Figure record extracts
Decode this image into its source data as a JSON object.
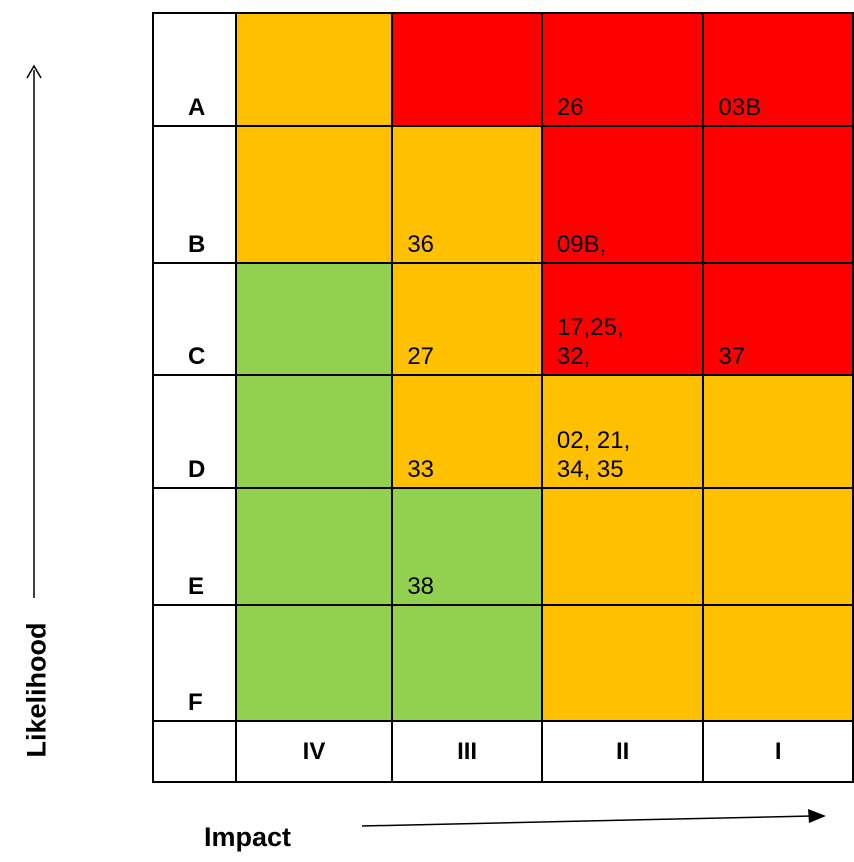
{
  "axes": {
    "y_label": "Likelihood",
    "x_label": "Impact"
  },
  "matrix": {
    "columns": [
      "IV",
      "III",
      "II",
      "I"
    ],
    "rows": [
      {
        "label": "A",
        "cells": [
          {
            "color": "#ffc000",
            "text": ""
          },
          {
            "color": "#ff0000",
            "text": ""
          },
          {
            "color": "#ff0000",
            "text": "26"
          },
          {
            "color": "#ff0000",
            "text": "03B"
          }
        ]
      },
      {
        "label": "B",
        "cells": [
          {
            "color": "#ffc000",
            "text": ""
          },
          {
            "color": "#ffc000",
            "text": "36"
          },
          {
            "color": "#ff0000",
            "text": "09B,"
          },
          {
            "color": "#ff0000",
            "text": ""
          }
        ]
      },
      {
        "label": "C",
        "cells": [
          {
            "color": "#92d050",
            "text": ""
          },
          {
            "color": "#ffc000",
            "text": "27"
          },
          {
            "color": "#ff0000",
            "text": "17,25,\n32,"
          },
          {
            "color": "#ff0000",
            "text": "37"
          }
        ]
      },
      {
        "label": "D",
        "cells": [
          {
            "color": "#92d050",
            "text": ""
          },
          {
            "color": "#ffc000",
            "text": "33"
          },
          {
            "color": "#ffc000",
            "text": "02, 21,\n34, 35"
          },
          {
            "color": "#ffc000",
            "text": ""
          }
        ]
      },
      {
        "label": "E",
        "cells": [
          {
            "color": "#92d050",
            "text": ""
          },
          {
            "color": "#92d050",
            "text": "38"
          },
          {
            "color": "#ffc000",
            "text": ""
          },
          {
            "color": "#ffc000",
            "text": ""
          }
        ]
      },
      {
        "label": "F",
        "cells": [
          {
            "color": "#92d050",
            "text": ""
          },
          {
            "color": "#92d050",
            "text": ""
          },
          {
            "color": "#ffc000",
            "text": ""
          },
          {
            "color": "#ffc000",
            "text": ""
          }
        ]
      }
    ]
  },
  "colors": {
    "high": "#ff0000",
    "medium": "#ffc000",
    "low": "#92d050"
  }
}
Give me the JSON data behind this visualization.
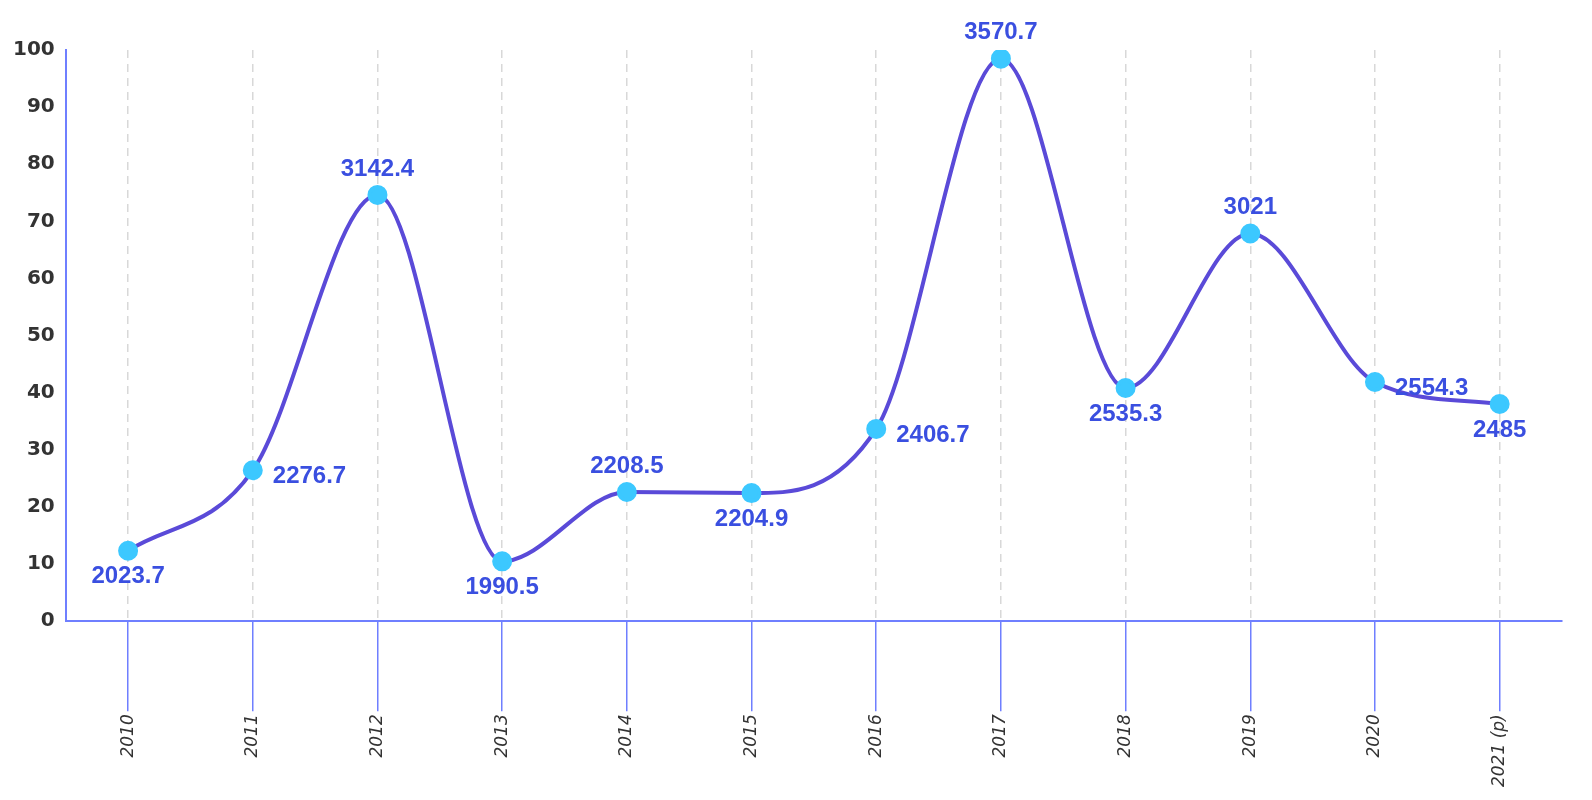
{
  "chart_data": {
    "type": "line",
    "categories": [
      "2010",
      "2011",
      "2012",
      "2013",
      "2014",
      "2015",
      "2016",
      "2017",
      "2018",
      "2019",
      "2020",
      "2021 (p)"
    ],
    "series": [
      {
        "color": "#5a4ad8",
        "colors": [
          "#3cc8ff",
          "#3cc8ff",
          "#3cc8ff",
          "#3cc8ff",
          "#3cc8ff",
          "#3cc8ff",
          "#3cc8ff",
          "#3cc8ff",
          "#3cc8ff",
          "#3cc8ff",
          "#3cc8ff",
          "#3cc8ff"
        ],
        "values": [
          2023.7,
          2276.7,
          3142.4,
          1990.5,
          2208.5,
          2204.9,
          2406.7,
          3570.7,
          2535.3,
          3021,
          2554.3,
          2485
        ]
      }
    ],
    "data_labels": true,
    "ylim": [
      1802,
      3598
    ],
    "y2lim": [
      0,
      100
    ],
    "y2ticks": [
      0,
      10,
      20,
      30,
      40,
      50,
      60,
      70,
      80,
      90,
      100
    ],
    "grid": "x",
    "marker": "circle",
    "legend": false
  }
}
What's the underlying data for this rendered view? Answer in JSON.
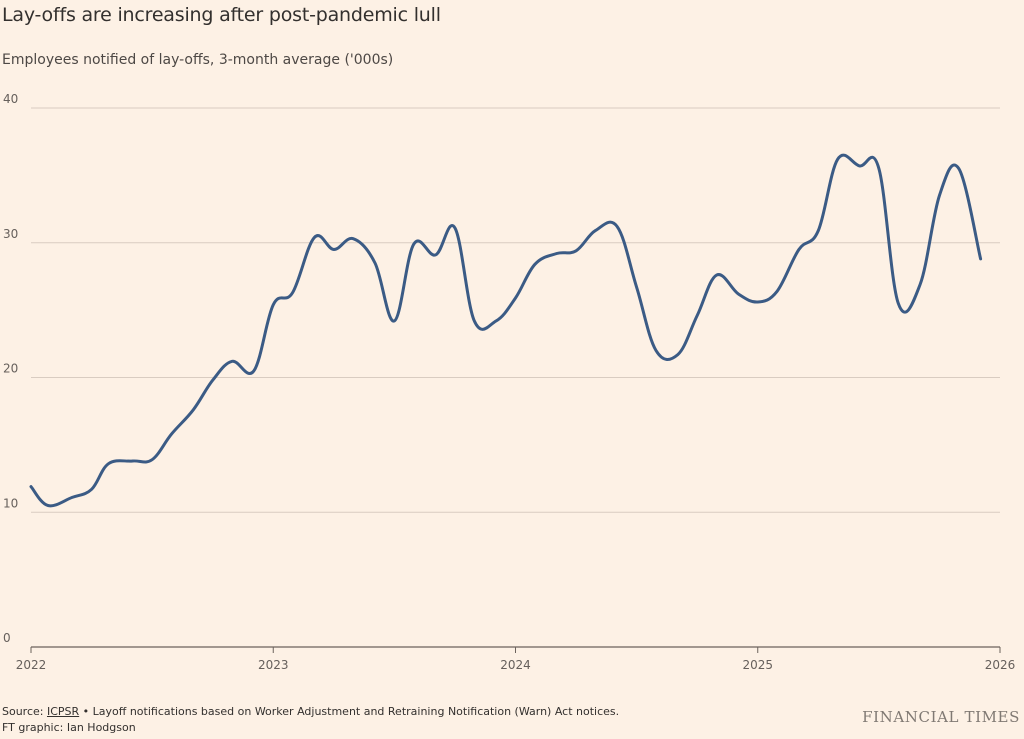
{
  "header": {
    "title": "Lay-offs are increasing after post-pandemic lull",
    "subtitle": "Employees notified of lay-offs, 3-month average ('000s)"
  },
  "footer": {
    "source_prefix": "Source: ",
    "source_link": "ICPSR",
    "source_note": " • Layoff notifications based on Worker Adjustment and Retraining Notification (Warn) Act notices.",
    "credit": "FT graphic: Ian Hodgson",
    "brand": "FINANCIAL TIMES"
  },
  "colors": {
    "background": "#FDF1E5",
    "line": "#3B5B85",
    "grid": "#D9CCC1",
    "text": "#33302E"
  },
  "chart_data": {
    "type": "line",
    "xlim": [
      2022.0,
      2026.0
    ],
    "ylim": [
      0,
      40
    ],
    "y_ticks": [
      0,
      10,
      20,
      30,
      40
    ],
    "x_ticks": [
      "2022",
      "2023",
      "2024",
      "2025",
      "2026"
    ],
    "grid": "horizontal",
    "series": [
      {
        "x": [
          2022.0,
          2022.07,
          2022.17,
          2022.25,
          2022.32,
          2022.42,
          2022.5,
          2022.58,
          2022.67,
          2022.75,
          2022.83,
          2022.92,
          2023.0,
          2023.08,
          2023.17,
          2023.25,
          2023.33,
          2023.42,
          2023.5,
          2023.58,
          2023.67,
          2023.75,
          2023.83,
          2023.92,
          2024.0,
          2024.08,
          2024.17,
          2024.25,
          2024.33,
          2024.42,
          2024.5,
          2024.58,
          2024.67,
          2024.75,
          2024.83,
          2024.92,
          2025.0,
          2025.08,
          2025.17,
          2025.25,
          2025.33,
          2025.42,
          2025.5,
          2025.58,
          2025.67,
          2025.75,
          2025.83,
          2025.92
        ],
        "values": [
          11.9,
          10.5,
          11.1,
          11.7,
          13.6,
          13.8,
          13.9,
          15.8,
          17.6,
          19.8,
          21.2,
          20.5,
          25.4,
          26.3,
          30.4,
          29.5,
          30.3,
          28.5,
          24.2,
          29.9,
          29.1,
          31.1,
          24.2,
          24.2,
          25.9,
          28.4,
          29.2,
          29.4,
          30.9,
          31.2,
          26.7,
          22.0,
          21.7,
          24.6,
          27.6,
          26.2,
          25.6,
          26.4,
          29.5,
          30.9,
          36.2,
          35.7,
          35.5,
          25.5,
          26.9,
          33.5,
          35.5,
          28.8
        ]
      }
    ]
  }
}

§ Given exercise
Extract every line of the data exactly; pictures stay out.

§ Worked answer
Decode this image into its source data as a JSON object.
{
  "axes": {
    "y_label": "Likelihood",
    "x_label": "Impact"
  },
  "matrix": {
    "columns": [
      "IV",
      "III",
      "II",
      "I"
    ],
    "rows": [
      {
        "label": "A",
        "cells": [
          {
            "color": "#ffc000",
            "text": ""
          },
          {
            "color": "#ff0000",
            "text": ""
          },
          {
            "color": "#ff0000",
            "text": "26"
          },
          {
            "color": "#ff0000",
            "text": "03B"
          }
        ]
      },
      {
        "label": "B",
        "cells": [
          {
            "color": "#ffc000",
            "text": ""
          },
          {
            "color": "#ffc000",
            "text": "36"
          },
          {
            "color": "#ff0000",
            "text": "09B,"
          },
          {
            "color": "#ff0000",
            "text": ""
          }
        ]
      },
      {
        "label": "C",
        "cells": [
          {
            "color": "#92d050",
            "text": ""
          },
          {
            "color": "#ffc000",
            "text": "27"
          },
          {
            "color": "#ff0000",
            "text": "17,25,\n32,"
          },
          {
            "color": "#ff0000",
            "text": "37"
          }
        ]
      },
      {
        "label": "D",
        "cells": [
          {
            "color": "#92d050",
            "text": ""
          },
          {
            "color": "#ffc000",
            "text": "33"
          },
          {
            "color": "#ffc000",
            "text": "02, 21,\n34, 35"
          },
          {
            "color": "#ffc000",
            "text": ""
          }
        ]
      },
      {
        "label": "E",
        "cells": [
          {
            "color": "#92d050",
            "text": ""
          },
          {
            "color": "#92d050",
            "text": "38"
          },
          {
            "color": "#ffc000",
            "text": ""
          },
          {
            "color": "#ffc000",
            "text": ""
          }
        ]
      },
      {
        "label": "F",
        "cells": [
          {
            "color": "#92d050",
            "text": ""
          },
          {
            "color": "#92d050",
            "text": ""
          },
          {
            "color": "#ffc000",
            "text": ""
          },
          {
            "color": "#ffc000",
            "text": ""
          }
        ]
      }
    ]
  },
  "colors": {
    "high": "#ff0000",
    "medium": "#ffc000",
    "low": "#92d050"
  }
}
Give me the JSON data behind this visualization.
{
  "chart_data": {
    "type": "line",
    "categories": [
      "2010",
      "2011",
      "2012",
      "2013",
      "2014",
      "2015",
      "2016",
      "2017",
      "2018",
      "2019",
      "2020",
      "2021 (p)"
    ],
    "series": [
      {
        "color": "#5a4ad8",
        "colors": [
          "#3cc8ff",
          "#3cc8ff",
          "#3cc8ff",
          "#3cc8ff",
          "#3cc8ff",
          "#3cc8ff",
          "#3cc8ff",
          "#3cc8ff",
          "#3cc8ff",
          "#3cc8ff",
          "#3cc8ff",
          "#3cc8ff"
        ],
        "values": [
          2023.7,
          2276.7,
          3142.4,
          1990.5,
          2208.5,
          2204.9,
          2406.7,
          3570.7,
          2535.3,
          3021,
          2554.3,
          2485
        ]
      }
    ],
    "data_labels": true,
    "ylim": [
      1802,
      3598
    ],
    "y2lim": [
      0,
      100
    ],
    "y2ticks": [
      0,
      10,
      20,
      30,
      40,
      50,
      60,
      70,
      80,
      90,
      100
    ],
    "grid": "x",
    "marker": "circle",
    "legend": false
  }
}
What's the underlying data for this rendered view? Answer in JSON.
{
  "header": {
    "title": "Lay-offs are increasing after post-pandemic lull",
    "subtitle": "Employees notified of lay-offs, 3-month average ('000s)"
  },
  "footer": {
    "source_prefix": "Source: ",
    "source_link": "ICPSR",
    "source_note": " • Layoff notifications based on Worker Adjustment and Retraining Notification (Warn) Act notices.",
    "credit": "FT graphic: Ian Hodgson",
    "brand": "FINANCIAL TIMES"
  },
  "colors": {
    "background": "#FDF1E5",
    "line": "#3B5B85",
    "grid": "#D9CCC1",
    "text": "#33302E"
  },
  "chart_data": {
    "type": "line",
    "xlim": [
      2022.0,
      2026.0
    ],
    "ylim": [
      0,
      40
    ],
    "y_ticks": [
      0,
      10,
      20,
      30,
      40
    ],
    "x_ticks": [
      "2022",
      "2023",
      "2024",
      "2025",
      "2026"
    ],
    "grid": "horizontal",
    "series": [
      {
        "x": [
          2022.0,
          2022.07,
          2022.17,
          2022.25,
          2022.32,
          2022.42,
          2022.5,
          2022.58,
          2022.67,
          2022.75,
          2022.83,
          2022.92,
          2023.0,
          2023.08,
          2023.17,
          2023.25,
          2023.33,
          2023.42,
          2023.5,
          2023.58,
          2023.67,
          2023.75,
          2023.83,
          2023.92,
          2024.0,
          2024.08,
          2024.17,
          2024.25,
          2024.33,
          2024.42,
          2024.5,
          2024.58,
          2024.67,
          2024.75,
          2024.83,
          2024.92,
          2025.0,
          2025.08,
          2025.17,
          2025.25,
          2025.33,
          2025.42,
          2025.5,
          2025.58,
          2025.67,
          2025.75,
          2025.83,
          2025.92
        ],
        "values": [
          11.9,
          10.5,
          11.1,
          11.7,
          13.6,
          13.8,
          13.9,
          15.8,
          17.6,
          19.8,
          21.2,
          20.5,
          25.4,
          26.3,
          30.4,
          29.5,
          30.3,
          28.5,
          24.2,
          29.9,
          29.1,
          31.1,
          24.2,
          24.2,
          25.9,
          28.4,
          29.2,
          29.4,
          30.9,
          31.2,
          26.7,
          22.0,
          21.7,
          24.6,
          27.6,
          26.2,
          25.6,
          26.4,
          29.5,
          30.9,
          36.2,
          35.7,
          35.5,
          25.5,
          26.9,
          33.5,
          35.5,
          28.8
        ]
      }
    ]
  }
}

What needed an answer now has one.